[Given task]: Copy whichever lines contain the string "Management".

[Supplied material]:
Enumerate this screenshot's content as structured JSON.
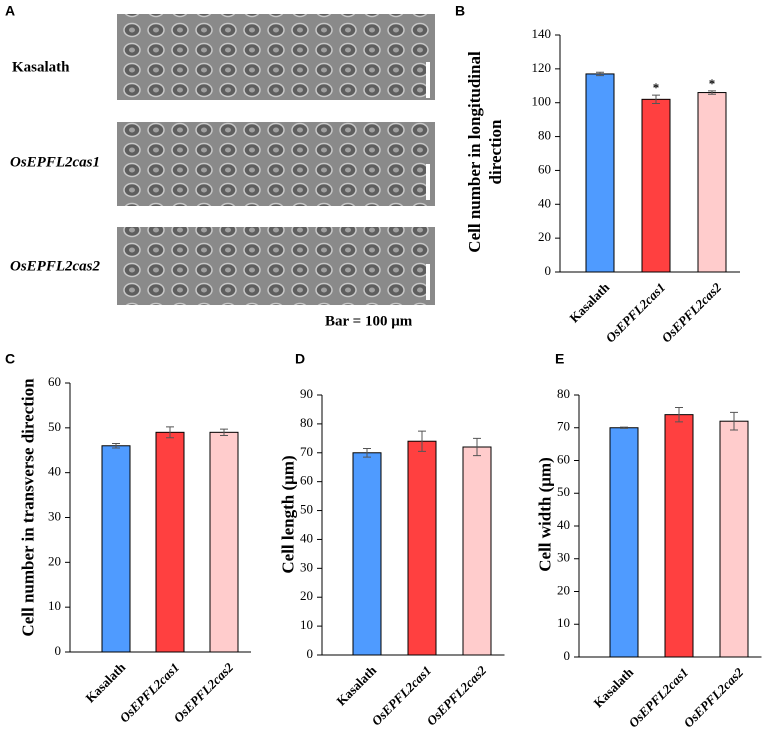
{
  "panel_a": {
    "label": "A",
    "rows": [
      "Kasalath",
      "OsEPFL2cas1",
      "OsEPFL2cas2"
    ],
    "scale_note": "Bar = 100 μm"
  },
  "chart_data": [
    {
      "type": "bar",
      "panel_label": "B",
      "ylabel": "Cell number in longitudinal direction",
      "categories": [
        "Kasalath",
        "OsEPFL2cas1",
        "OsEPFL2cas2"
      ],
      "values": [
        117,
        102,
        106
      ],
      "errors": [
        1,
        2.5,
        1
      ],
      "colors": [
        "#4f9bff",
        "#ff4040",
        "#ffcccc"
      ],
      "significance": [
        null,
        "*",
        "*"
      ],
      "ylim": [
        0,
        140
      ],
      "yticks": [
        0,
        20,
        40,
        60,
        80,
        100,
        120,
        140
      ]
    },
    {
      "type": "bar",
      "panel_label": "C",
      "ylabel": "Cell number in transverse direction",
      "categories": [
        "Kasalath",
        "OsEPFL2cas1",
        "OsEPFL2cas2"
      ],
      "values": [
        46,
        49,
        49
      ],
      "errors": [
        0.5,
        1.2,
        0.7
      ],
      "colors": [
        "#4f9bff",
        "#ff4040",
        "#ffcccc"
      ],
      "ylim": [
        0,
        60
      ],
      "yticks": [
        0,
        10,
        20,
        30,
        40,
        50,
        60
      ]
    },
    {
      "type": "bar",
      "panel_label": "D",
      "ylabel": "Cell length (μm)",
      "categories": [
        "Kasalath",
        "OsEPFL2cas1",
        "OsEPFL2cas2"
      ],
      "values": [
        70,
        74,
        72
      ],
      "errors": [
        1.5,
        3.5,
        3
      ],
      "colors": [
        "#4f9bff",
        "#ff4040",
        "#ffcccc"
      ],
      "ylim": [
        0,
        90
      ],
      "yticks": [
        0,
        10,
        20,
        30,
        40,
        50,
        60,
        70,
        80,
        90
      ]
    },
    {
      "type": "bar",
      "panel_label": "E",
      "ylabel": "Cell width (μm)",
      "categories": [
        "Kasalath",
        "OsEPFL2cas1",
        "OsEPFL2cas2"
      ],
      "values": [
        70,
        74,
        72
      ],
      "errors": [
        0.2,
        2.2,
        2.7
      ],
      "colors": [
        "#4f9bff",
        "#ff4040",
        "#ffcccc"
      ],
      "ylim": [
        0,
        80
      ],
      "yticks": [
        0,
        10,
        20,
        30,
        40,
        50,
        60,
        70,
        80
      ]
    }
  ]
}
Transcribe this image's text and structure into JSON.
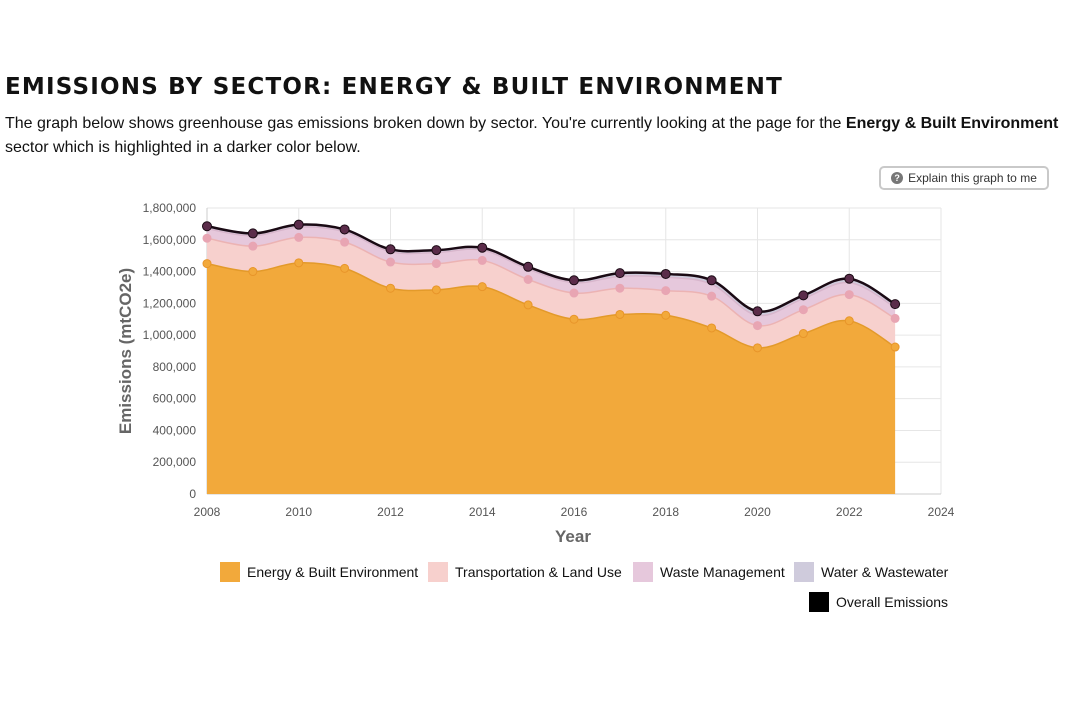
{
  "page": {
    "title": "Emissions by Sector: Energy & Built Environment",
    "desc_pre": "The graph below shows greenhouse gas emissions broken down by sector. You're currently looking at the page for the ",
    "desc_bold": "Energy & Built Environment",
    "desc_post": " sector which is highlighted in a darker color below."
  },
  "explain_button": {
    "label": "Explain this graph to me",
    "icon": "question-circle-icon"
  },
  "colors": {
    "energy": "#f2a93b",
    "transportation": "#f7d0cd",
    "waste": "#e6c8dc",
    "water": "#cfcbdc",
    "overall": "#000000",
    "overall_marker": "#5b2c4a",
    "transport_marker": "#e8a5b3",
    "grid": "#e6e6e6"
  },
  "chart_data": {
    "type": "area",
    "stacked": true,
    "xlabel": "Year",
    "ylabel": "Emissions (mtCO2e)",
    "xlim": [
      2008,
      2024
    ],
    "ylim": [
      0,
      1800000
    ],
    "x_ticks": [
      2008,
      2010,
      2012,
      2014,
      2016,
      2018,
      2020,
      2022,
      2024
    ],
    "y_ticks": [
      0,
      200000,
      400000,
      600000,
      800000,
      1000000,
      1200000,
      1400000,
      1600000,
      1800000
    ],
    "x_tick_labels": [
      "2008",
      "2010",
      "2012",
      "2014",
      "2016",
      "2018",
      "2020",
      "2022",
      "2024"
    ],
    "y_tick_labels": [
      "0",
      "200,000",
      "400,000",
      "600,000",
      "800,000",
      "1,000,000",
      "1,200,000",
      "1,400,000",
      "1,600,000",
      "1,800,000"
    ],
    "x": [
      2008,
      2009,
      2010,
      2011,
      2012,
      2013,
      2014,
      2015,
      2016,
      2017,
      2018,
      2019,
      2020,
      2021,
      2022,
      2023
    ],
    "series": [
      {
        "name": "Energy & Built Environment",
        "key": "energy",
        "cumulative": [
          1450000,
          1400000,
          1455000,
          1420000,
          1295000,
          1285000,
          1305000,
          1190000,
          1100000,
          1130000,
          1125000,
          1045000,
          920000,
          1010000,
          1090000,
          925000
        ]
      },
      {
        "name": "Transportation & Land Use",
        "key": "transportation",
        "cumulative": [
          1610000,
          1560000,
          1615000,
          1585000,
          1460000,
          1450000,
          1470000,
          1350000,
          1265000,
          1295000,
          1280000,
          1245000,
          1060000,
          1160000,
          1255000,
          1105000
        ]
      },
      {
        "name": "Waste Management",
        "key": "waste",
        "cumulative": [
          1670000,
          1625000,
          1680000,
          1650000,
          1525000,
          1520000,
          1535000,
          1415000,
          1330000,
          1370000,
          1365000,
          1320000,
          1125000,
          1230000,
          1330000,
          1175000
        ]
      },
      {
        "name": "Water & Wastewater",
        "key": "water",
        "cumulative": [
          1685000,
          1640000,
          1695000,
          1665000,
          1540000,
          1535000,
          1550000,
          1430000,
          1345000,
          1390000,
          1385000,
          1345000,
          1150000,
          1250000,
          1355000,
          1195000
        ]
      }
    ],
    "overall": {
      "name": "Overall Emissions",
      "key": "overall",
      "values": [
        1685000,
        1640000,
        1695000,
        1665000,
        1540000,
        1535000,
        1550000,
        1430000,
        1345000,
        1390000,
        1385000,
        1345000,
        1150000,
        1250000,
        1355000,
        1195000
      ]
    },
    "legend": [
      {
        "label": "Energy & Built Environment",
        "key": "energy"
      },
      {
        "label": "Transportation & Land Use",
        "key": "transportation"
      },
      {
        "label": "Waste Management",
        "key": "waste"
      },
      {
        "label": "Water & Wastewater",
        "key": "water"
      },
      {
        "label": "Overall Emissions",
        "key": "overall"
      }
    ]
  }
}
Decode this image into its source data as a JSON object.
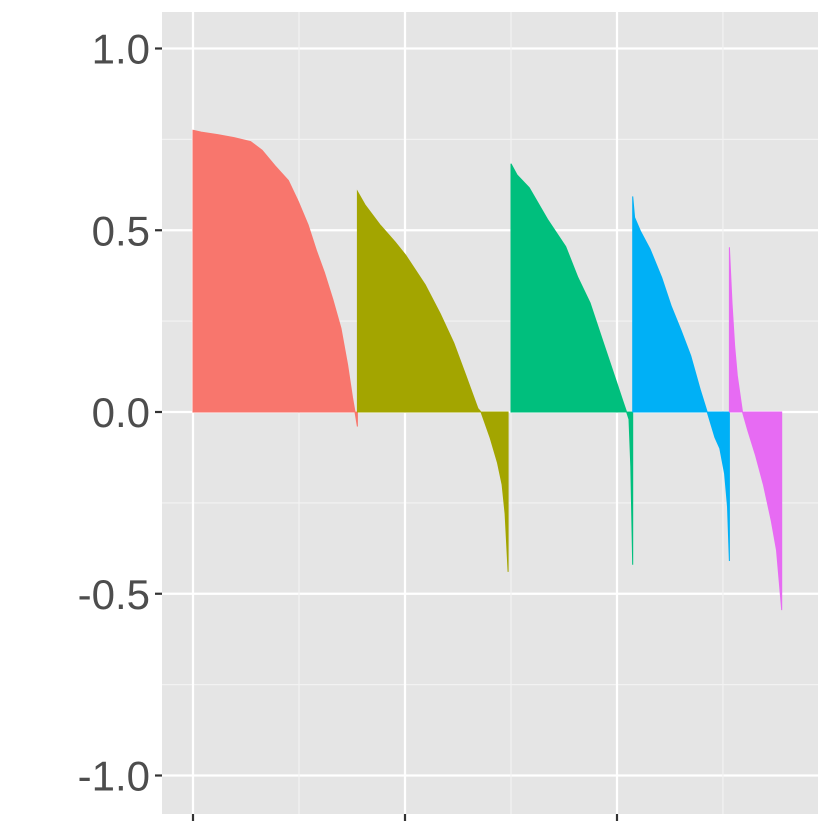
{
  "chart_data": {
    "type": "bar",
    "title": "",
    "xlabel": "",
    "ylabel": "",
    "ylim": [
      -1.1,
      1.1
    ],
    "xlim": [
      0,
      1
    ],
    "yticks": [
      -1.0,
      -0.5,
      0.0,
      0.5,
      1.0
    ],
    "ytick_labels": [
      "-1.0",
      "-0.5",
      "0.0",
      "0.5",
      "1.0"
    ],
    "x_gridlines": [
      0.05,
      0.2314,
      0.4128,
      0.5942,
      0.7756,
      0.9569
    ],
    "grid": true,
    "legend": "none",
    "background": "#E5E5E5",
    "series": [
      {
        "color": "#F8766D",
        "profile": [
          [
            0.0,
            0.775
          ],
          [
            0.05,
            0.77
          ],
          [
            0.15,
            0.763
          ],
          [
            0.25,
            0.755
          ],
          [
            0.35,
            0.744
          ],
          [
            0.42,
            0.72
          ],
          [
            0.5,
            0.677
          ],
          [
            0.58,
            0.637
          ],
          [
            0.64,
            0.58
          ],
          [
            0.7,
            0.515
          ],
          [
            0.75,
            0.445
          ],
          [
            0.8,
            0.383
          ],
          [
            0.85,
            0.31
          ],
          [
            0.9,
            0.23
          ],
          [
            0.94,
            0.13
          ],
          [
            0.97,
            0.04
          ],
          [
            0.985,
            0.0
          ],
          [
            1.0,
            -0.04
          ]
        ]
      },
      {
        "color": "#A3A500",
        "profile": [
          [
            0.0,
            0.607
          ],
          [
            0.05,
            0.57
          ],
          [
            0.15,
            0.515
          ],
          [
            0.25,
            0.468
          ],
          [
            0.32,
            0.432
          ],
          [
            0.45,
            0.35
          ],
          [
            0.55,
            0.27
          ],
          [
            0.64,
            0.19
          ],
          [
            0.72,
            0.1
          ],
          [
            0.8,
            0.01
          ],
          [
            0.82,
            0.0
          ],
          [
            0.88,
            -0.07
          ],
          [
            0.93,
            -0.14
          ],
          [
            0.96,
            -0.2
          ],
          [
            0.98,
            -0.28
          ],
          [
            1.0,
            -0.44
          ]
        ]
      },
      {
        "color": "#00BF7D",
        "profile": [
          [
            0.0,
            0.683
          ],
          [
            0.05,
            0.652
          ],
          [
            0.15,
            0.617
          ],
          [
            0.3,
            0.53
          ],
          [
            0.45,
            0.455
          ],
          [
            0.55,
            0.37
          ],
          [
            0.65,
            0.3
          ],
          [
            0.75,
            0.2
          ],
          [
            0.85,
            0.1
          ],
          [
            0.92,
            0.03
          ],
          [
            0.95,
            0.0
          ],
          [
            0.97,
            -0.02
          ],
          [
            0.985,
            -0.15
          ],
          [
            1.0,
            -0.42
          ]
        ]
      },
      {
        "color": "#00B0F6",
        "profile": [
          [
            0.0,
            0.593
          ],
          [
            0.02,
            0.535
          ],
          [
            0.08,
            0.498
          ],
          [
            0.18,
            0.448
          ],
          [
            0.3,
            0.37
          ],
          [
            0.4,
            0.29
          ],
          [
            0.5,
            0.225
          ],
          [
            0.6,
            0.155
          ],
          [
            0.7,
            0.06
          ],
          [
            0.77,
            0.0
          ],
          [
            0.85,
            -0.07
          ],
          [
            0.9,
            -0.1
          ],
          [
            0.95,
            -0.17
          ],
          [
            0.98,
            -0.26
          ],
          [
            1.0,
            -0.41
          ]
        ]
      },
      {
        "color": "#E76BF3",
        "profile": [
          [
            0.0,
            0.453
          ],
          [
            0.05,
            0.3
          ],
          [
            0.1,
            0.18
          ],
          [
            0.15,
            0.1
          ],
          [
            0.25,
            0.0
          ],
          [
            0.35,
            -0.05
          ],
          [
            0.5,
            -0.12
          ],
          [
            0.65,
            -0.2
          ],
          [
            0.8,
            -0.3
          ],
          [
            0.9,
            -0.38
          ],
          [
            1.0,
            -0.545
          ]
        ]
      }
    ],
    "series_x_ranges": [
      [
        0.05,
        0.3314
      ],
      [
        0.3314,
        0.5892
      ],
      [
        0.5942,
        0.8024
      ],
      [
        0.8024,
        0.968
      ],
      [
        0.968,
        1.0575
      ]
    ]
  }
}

[Task response]:
        "name": "Waste Management",
        "label": "Waste Management",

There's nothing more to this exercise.